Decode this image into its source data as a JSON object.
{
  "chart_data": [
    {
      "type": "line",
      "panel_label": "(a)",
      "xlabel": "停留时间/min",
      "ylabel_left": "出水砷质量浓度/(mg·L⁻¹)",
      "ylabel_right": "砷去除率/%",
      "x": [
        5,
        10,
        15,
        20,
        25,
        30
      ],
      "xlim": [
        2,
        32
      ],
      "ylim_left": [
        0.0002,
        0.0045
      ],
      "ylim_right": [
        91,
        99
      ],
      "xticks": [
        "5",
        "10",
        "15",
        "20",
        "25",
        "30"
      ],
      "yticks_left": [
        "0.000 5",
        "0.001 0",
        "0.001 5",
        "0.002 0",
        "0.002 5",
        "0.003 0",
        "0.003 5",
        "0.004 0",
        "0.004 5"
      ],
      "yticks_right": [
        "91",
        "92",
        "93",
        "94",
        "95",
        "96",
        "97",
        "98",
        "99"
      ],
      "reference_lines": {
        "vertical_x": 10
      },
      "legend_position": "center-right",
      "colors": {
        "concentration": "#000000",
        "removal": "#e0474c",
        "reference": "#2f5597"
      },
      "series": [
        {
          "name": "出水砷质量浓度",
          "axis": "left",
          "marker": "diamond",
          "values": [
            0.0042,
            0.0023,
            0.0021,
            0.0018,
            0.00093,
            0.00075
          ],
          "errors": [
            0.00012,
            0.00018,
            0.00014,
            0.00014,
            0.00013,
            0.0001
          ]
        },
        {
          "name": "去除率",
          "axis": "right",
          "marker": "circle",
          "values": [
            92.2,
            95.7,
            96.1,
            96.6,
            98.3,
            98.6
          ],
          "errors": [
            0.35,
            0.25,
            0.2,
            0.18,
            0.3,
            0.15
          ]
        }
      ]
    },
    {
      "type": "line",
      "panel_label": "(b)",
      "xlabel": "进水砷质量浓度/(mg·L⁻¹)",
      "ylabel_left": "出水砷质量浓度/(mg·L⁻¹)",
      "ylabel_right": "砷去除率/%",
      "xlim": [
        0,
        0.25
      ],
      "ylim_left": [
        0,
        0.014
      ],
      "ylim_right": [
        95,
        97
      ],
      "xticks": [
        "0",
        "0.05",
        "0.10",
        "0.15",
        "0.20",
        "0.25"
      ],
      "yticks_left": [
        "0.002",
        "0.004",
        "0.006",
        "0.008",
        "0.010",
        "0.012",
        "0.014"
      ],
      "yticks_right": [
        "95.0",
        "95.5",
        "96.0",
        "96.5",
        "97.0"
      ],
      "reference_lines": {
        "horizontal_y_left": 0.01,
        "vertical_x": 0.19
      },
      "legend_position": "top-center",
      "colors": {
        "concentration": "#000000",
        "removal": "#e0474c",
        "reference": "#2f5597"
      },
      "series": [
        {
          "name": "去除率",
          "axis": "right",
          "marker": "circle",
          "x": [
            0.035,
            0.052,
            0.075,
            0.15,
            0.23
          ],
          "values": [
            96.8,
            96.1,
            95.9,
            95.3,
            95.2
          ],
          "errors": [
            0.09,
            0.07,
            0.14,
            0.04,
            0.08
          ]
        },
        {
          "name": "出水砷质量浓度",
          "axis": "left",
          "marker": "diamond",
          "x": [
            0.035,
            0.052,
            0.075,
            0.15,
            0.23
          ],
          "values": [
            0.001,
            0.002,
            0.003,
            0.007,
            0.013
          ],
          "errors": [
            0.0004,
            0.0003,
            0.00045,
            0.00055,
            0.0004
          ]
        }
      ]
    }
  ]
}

____

WHAT TO DO: Write out the whole listing again, exactly as it stands.

EXERCISE RESULT:
Decode this image into its source data as a JSON object.
{
  "chart_data": [
    {
      "type": "line",
      "panel_label": "(a)",
      "xlabel": "停留时间/min",
      "ylabel_left": "出水砷质量浓度/(mg·L⁻¹)",
      "ylabel_right": "砷去除率/%",
      "x": [
        5,
        10,
        15,
        20,
        25,
        30
      ],
      "xlim": [
        2,
        32
      ],
      "ylim_left": [
        0.0002,
        0.0045
      ],
      "ylim_right": [
        91,
        99
      ],
      "xticks": [
        "5",
        "10",
        "15",
        "20",
        "25",
        "30"
      ],
      "yticks_left": [
        "0.000 5",
        "0.001 0",
        "0.001 5",
        "0.002 0",
        "0.002 5",
        "0.003 0",
        "0.003 5",
        "0.004 0",
        "0.004 5"
      ],
      "yticks_right": [
        "91",
        "92",
        "93",
        "94",
        "95",
        "96",
        "97",
        "98",
        "99"
      ],
      "reference_lines": {
        "vertical_x": 10
      },
      "legend_position": "center-right",
      "colors": {
        "concentration": "#000000",
        "removal": "#e0474c",
        "reference": "#2f5597"
      },
      "series": [
        {
          "name": "出水砷质量浓度",
          "axis": "left",
          "marker": "diamond",
          "values": [
            0.0042,
            0.0023,
            0.0021,
            0.0018,
            0.00093,
            0.00075
          ],
          "errors": [
            0.00012,
            0.00018,
            0.00014,
            0.00014,
            0.00013,
            0.0001
          ]
        },
        {
          "name": "去除率",
          "axis": "right",
          "marker": "circle",
          "values": [
            92.2,
            95.7,
            96.1,
            96.6,
            98.3,
            98.6
          ],
          "errors": [
            0.35,
            0.25,
            0.2,
            0.18,
            0.3,
            0.15
          ]
        }
      ]
    },
    {
      "type": "line",
      "panel_label": "(b)",
      "xlabel": "进水砷质量浓度/(mg·L⁻¹)",
      "ylabel_left": "出水砷质量浓度/(mg·L⁻¹)",
      "ylabel_right": "砷去除率/%",
      "xlim": [
        0,
        0.25
      ],
      "ylim_left": [
        0,
        0.014
      ],
      "ylim_right": [
        95,
        97
      ],
      "xticks": [
        "0",
        "0.05",
        "0.10",
        "0.15",
        "0.20",
        "0.25"
      ],
      "yticks_left": [
        "0.002",
        "0.004",
        "0.006",
        "0.008",
        "0.010",
        "0.012",
        "0.014"
      ],
      "yticks_right": [
        "95.0",
        "95.5",
        "96.0",
        "96.5",
        "97.0"
      ],
      "reference_lines": {
        "horizontal_y_left": 0.01,
        "vertical_x": 0.19
      },
      "legend_position": "top-center",
      "colors": {
        "concentration": "#000000",
        "removal": "#e0474c",
        "reference": "#2f5597"
      },
      "series": [
        {
          "name": "去除率",
          "axis": "right",
          "marker": "circle",
          "x": [
            0.035,
            0.052,
            0.075,
            0.15,
            0.23
          ],
          "values": [
            96.8,
            96.1,
            95.9,
            95.3,
            95.2
          ],
          "errors": [
            0.09,
            0.07,
            0.14,
            0.04,
            0.08
          ]
        },
        {
          "name": "出水砷质量浓度",
          "axis": "left",
          "marker": "diamond",
          "x": [
            0.035,
            0.052,
            0.075,
            0.15,
            0.23
          ],
          "values": [
            0.001,
            0.002,
            0.003,
            0.007,
            0.013
          ],
          "errors": [
            0.0004,
            0.0003,
            0.00045,
            0.00055,
            0.0004
          ]
        }
      ]
    }
  ]
}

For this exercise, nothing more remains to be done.